*Brief*. Make an exact transcription of the material, leaving out all images.

*Supplied material*.

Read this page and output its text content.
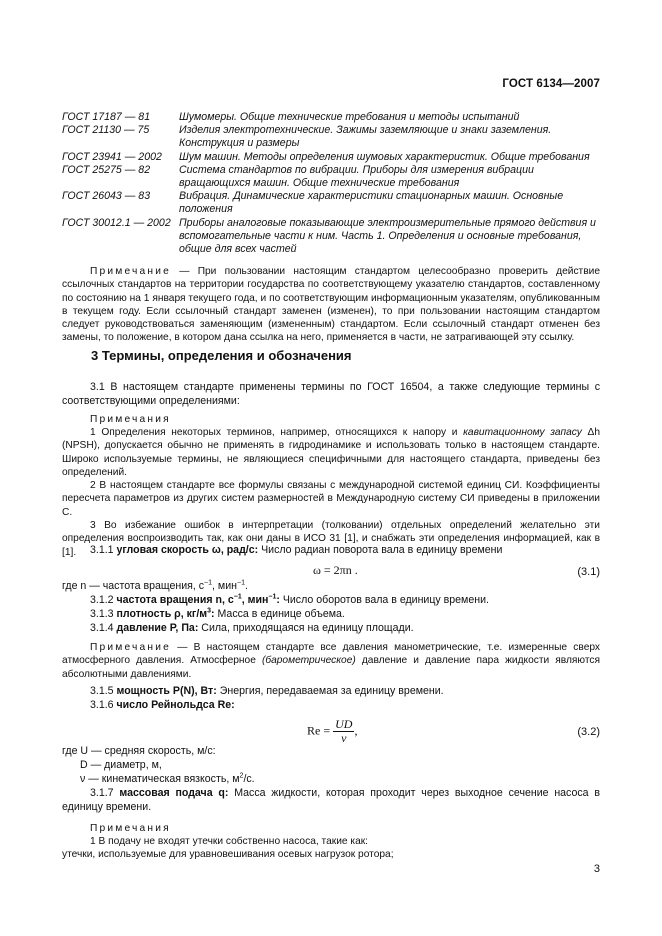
ГОСТ 6134—2007
ГОСТ 17187 — 81	Шумомеры. Общие технические требования и методы испытаний
ГОСТ 21130 — 75	Изделия электротехнические. Зажимы заземляющие и знаки заземления. Конструкция и размеры
ГОСТ 23941 — 2002	Шум машин. Методы определения шумовых характеристик. Общие требования
ГОСТ 25275 — 82	Система стандартов по вибрации. Приборы для измерения вибрации вращающихся машин. Общие технические требования
ГОСТ 26043 — 83	Вибрация. Динамические характеристики стационарных машин. Основные положения
ГОСТ 30012.1 — 2002 Приборы аналоговые показывающие электроизмерительные прямого действия и вспомогательные части к ним. Часть 1. Определения и основные требования, общие для всех частей
Примечание — При пользовании настоящим стандартом целесообразно проверить действие ссылочных стандартов на территории государства по соответствующему указателю стандартов, составленному по состоянию на 1 января текущего года, и по соответствующим информационным указателям, опубликованным в текущем году. Если ссылочный стандарт заменен (изменен), то при пользовании настоящим стандартом следует руководствоваться заменяющим (измененным) стандартом. Если ссылочный стандарт отменен без замены, то положение, в котором дана ссылка на него, применяется в части, не затрагивающей эту ссылку.
3 Термины, определения и обозначения
3.1 В настоящем стандарте применены термины по ГОСТ 16504, а также следующие термины с соответствующими определениями:
Примечания
1 Определения некоторых терминов, например, относящихся к напору и кавитационному запасу Δh (NPSH), допускается обычно не применять в гидродинамике и использовать только в настоящем стандарте. Широко используемые термины, не являющиеся специфичными для настоящего стандарта, приведены без определений.
2 В настоящем стандарте все формулы связаны с международной системой единиц СИ. Коэффициенты пересчета параметров из других систем размерностей в Международную систему СИ приведены в приложении С.
3 Во избежание ошибок в интерпретации (толковании) отдельных определений желательно эти определения воспроизводить так, как они даны в ИСО 31 [1], и снабжать эти определения информацией, как в [1].	3.1.1 угловая скорость ω, рад/с: Число радиан поворота вала в единицу времени
ω = 2πn .	(3.1)
где n — частота вращения, $с^{-1}$, мин$^{-1}$.
3.1.2 частота вращения n, $с^{-1}$, мин$^{-1}$: Число оборотов вала в единицу времени.
3.1.3 плотность ρ, $кг/м^3$: Масса в единице объема.
3.1.4 давление P, Па: Сила, приходящаяся на единицу площади.
Примечание — В настоящем стандарте все давления манометрические, т.е. измеренные сверх атмосферного давления. Атмосферное (барометрическое) давление и давление пара жидкости являются абсолютными давлениями.
3.1.5 мощность P(N), Вт: Энергия, передаваемая за единицу времени.
3.1.6 число Рейнольдса Re:
$Re = \frac{UD}{\nu}$ ,	(3.2)
где U — средняя скорость, м/с:
D — диаметр, м,
ν — кинематическая вязкость, $м^2/с$.
3.1.7 массовая подача q: Масса жидкости, которая проходит через выходное сечение насоса в единицу времени.
Примечания
1 В подачу не входят утечки собственно насоса, такие как:
утечки, используемые для уравновешивания осевых нагрузок ротора;
3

*Correct response*.
Read this page and output its text content.
ГОСТ 6134—2007
ГОСТ 17187 — 81	Шумомеры. Общие технические требования и методы испытаний
ГОСТ 21130 — 75	Изделия электротехнические. Зажимы заземляющие и знаки заземления. Конструкция и размеры
ГОСТ 23941 — 2002	Шум машин. Методы определения шумовых характеристик. Общие требования
ГОСТ 25275 — 82	Система стандартов по вибрации. Приборы для измерения вибрации вращающихся машин. Общие технические требования
ГОСТ 26043 — 83	Вибрация. Динамические характеристики стационарных машин. Основные положения
ГОСТ 30012.1 — 2002 Приборы аналоговые показывающие электроизмерительные прямого действия и вспомогательные части к ним. Часть 1. Определения и основные требования, общие для всех частей
Примечание — При пользовании настоящим стандартом целесообразно проверить действие ссылочных стандартов на территории государства по соответствующему указателю стандартов, составленному по состоянию на 1 января текущего года, и по соответствующим информационным указателям, опубликованным в текущем году. Если ссылочный стандарт заменен (изменен), то при пользовании настоящим стандартом следует руководствоваться заменяющим (измененным) стандартом. Если ссылочный стандарт отменен без замены, то положение, в котором дана ссылка на него, применяется в части, не затрагивающей эту ссылку.
3 Термины, определения и обозначения
3.1 В настоящем стандарте применены термины по ГОСТ 16504, а также следующие термины с соответствующими определениями:
Примечания
1 Определения некоторых терминов, например, относящихся к напору и кавитационному запасу Δh (NPSH), допускается обычно не применять в гидродинамике и использовать только в настоящем стандарте. Широко используемые термины, не являющиеся специфичными для настоящего стандарта, приведены без определений.
2 В настоящем стандарте все формулы связаны с международной системой единиц СИ. Коэффициенты пересчета параметров из других систем размерностей в Международную систему СИ приведены в приложении С.
3 Во избежание ошибок в интерпретации (толковании) отдельных определений желательно эти определения воспроизводить так, как они даны в ИСО 31 [1], и снабжать эти определения информацией, как в [1].	3.1.1 угловая скорость ω, рад/с: Число радиан поворота вала в единицу времени
ω = 2πn .	(3.1)
где n — частота вращения, $с^{-1}$, мин$^{-1}$.
3.1.2 частота вращения n, $с^{-1}$, мин$^{-1}$: Число оборотов вала в единицу времени.
3.1.3 плотность ρ, $кг/м^3$: Масса в единице объема.
3.1.4 давление P, Па: Сила, приходящаяся на единицу площади.
Примечание — В настоящем стандарте все давления манометрические, т.е. измеренные сверх атмосферного давления. Атмосферное (барометрическое) давление и давление пара жидкости являются абсолютными давлениями.
3.1.5 мощность P(N), Вт: Энергия, передаваемая за единицу времени.
3.1.6 число Рейнольдса Re:
$Re = \frac{UD}{\nu}$ ,	(3.2)
где U — средняя скорость, м/с:
D — диаметр, м,
ν — кинематическая вязкость, $м^2/с$.
3.1.7 массовая подача q: Масса жидкости, которая проходит через выходное сечение насоса в единицу времени.
Примечания
1 В подачу не входят утечки собственно насоса, такие как:
утечки, используемые для уравновешивания осевых нагрузок ротора;
3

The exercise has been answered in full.